▶ WRITTEN INSTRUCTION
Recast the rows below as a Markdown table with the columns "No." and "Line," giving each row its number and skipping blank lines. Leave the pictures out of the table.

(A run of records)
-----

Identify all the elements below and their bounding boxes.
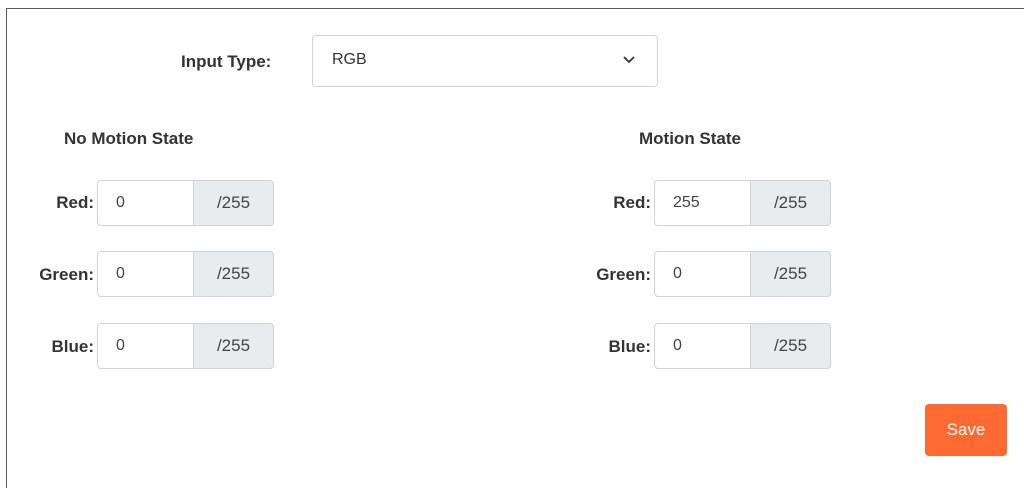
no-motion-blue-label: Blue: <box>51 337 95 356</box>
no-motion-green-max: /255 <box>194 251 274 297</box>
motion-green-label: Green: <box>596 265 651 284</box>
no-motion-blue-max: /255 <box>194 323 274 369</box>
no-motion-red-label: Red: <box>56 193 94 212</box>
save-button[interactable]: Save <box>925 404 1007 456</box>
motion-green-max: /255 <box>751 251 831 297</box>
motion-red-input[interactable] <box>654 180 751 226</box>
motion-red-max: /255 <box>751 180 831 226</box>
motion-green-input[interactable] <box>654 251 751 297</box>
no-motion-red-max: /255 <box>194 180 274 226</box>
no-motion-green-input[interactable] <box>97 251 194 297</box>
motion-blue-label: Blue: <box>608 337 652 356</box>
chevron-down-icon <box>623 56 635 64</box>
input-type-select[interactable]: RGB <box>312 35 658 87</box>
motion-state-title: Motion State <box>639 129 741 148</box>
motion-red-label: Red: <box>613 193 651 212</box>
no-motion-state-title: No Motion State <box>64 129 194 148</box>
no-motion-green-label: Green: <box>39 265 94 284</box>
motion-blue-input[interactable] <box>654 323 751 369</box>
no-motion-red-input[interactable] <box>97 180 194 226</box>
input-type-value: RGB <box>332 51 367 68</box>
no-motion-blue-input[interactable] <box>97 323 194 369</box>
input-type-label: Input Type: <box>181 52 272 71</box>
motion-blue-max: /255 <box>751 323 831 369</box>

-----

▶ FINAL RESULT
| No. | Line |
|---|---|
| 1 | Identify all the elements below and their bounding boxes. |
| 2 | no-motion-blue-label: Blue: <box>51 337 95 356</box> |
| 3 | no-motion-green-max: /255 <box>194 251 274 297</box> |
| 4 | motion-green-label: Green: <box>596 265 651 284</box> |
| 5 | no-motion-blue-max: /255 <box>194 323 274 369</box> |
| 6 | no-motion-red-label: Red: <box>56 193 94 212</box> |
| 7 | save-button[interactable]: Save <box>925 404 1007 456</box> |
| 8 | motion-green-max: /255 <box>751 251 831 297</box> |
| 9 | motion-red-input[interactable] <box>654 180 751 226</box> |
| 10 | motion-red-max: /255 <box>751 180 831 226</box> |
| 11 | motion-green-input[interactable] <box>654 251 751 297</box> |
| 12 | no-motion-red-max: /255 <box>194 180 274 226</box> |
| 13 | no-motion-green-input[interactable] <box>97 251 194 297</box> |
| 14 | motion-blue-label: Blue: <box>608 337 652 356</box> |
| 15 | chevron-down-icon <box>623 56 635 64</box> |
| 16 | input-type-select[interactable]: RGB <box>312 35 658 87</box> |
| 17 | motion-state-title: Motion State <box>639 129 741 148</box> |
| 18 | motion-red-label: Red: <box>613 193 651 212</box> |
| 19 | no-motion-state-title: No Motion State <box>64 129 194 148</box> |
| 20 | no-motion-green-label: Green: <box>39 265 94 284</box> |
| 21 | motion-blue-input[interactable] <box>654 323 751 369</box> |
| 22 | no-motion-red-input[interactable] <box>97 180 194 226</box> |
| 23 | input-type-value: RGB <box>332 51 367 68</box> |
| 24 | no-motion-blue-input[interactable] <box>97 323 194 369</box> |
| 25 | input-type-label: Input Type: <box>181 52 272 71</box> |
| 26 | motion-blue-max: /255 <box>751 323 831 369</box> |